■ **Required work**
Give all of the lines again, with nothing added or dropped.

■ **Data section**
▬▬▬▬▬▬

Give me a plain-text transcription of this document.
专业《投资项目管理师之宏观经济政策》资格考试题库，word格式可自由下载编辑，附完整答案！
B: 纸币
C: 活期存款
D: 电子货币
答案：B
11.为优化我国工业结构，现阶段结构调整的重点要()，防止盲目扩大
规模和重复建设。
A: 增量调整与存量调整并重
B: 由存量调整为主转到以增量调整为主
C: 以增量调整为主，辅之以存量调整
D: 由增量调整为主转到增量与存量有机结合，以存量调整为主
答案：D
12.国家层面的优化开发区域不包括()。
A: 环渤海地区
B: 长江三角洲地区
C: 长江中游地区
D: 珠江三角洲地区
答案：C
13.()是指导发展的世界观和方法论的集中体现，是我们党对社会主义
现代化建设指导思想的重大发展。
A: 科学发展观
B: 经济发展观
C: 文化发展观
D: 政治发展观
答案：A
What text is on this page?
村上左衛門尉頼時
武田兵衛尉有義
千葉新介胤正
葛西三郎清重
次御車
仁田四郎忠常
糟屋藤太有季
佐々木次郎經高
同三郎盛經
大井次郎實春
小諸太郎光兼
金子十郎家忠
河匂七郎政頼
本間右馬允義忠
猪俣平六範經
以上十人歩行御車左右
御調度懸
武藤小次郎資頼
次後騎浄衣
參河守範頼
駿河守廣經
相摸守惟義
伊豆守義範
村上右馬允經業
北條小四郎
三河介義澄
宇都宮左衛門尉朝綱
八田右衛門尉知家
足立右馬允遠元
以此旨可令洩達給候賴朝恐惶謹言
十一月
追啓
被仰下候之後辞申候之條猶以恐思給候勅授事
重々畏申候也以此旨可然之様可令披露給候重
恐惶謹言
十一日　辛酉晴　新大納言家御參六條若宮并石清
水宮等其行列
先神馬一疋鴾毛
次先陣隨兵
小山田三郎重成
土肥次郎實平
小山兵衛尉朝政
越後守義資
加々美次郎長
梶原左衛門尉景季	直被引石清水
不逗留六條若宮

▬▬▬▬▬▬

■ **Exercise solution**
Give me a plain-text transcription of this document.
专业《投资项目管理师之宏观经济政策》资格考试题库，word格式可自由下载编辑，附完整答案！
B: 纸币
C: 活期存款
D: 电子货币
答案：B
11.为优化我国工业结构，现阶段结构调整的重点要()，防止盲目扩大
规模和重复建设。
A: 增量调整与存量调整并重
B: 由存量调整为主转到以增量调整为主
C: 以增量调整为主，辅之以存量调整
D: 由增量调整为主转到增量与存量有机结合，以存量调整为主
答案：D
12.国家层面的优化开发区域不包括()。
A: 环渤海地区
B: 长江三角洲地区
C: 长江中游地区
D: 珠江三角洲地区
答案：C
13.()是指导发展的世界观和方法论的集中体现，是我们党对社会主义
现代化建设指导思想的重大发展。
A: 科学发展观
B: 经济发展观
C: 文化发展观
D: 政治发展观
答案：A
What text is on this page?
村上左衛門尉頼時
武田兵衛尉有義
千葉新介胤正
葛西三郎清重
次御車
仁田四郎忠常
糟屋藤太有季
佐々木次郎經高
同三郎盛經
大井次郎實春
小諸太郎光兼
金子十郎家忠
河匂七郎政頼
本間右馬允義忠
猪俣平六範經
以上十人歩行御車左右
御調度懸
武藤小次郎資頼
次後騎浄衣
參河守範頼
駿河守廣經
相摸守惟義
伊豆守義範
村上右馬允經業
北條小四郎
三河介義澄
宇都宮左衛門尉朝綱
八田右衛門尉知家
足立右馬允遠元
以此旨可令洩達給候賴朝恐惶謹言
十一月
追啓
被仰下候之後辞申候之條猶以恐思給候勅授事
重々畏申候也以此旨可然之様可令披露給候重
恐惶謹言
十一日　辛酉晴　新大納言家御參六條若宮并石清
水宮等其行列
先神馬一疋鴾毛
次先陣隨兵
小山田三郎重成
土肥次郎實平
小山兵衛尉朝政
越後守義資
加々美次郎長
梶原左衛門尉景季	直被引石清水
不逗留六條若宮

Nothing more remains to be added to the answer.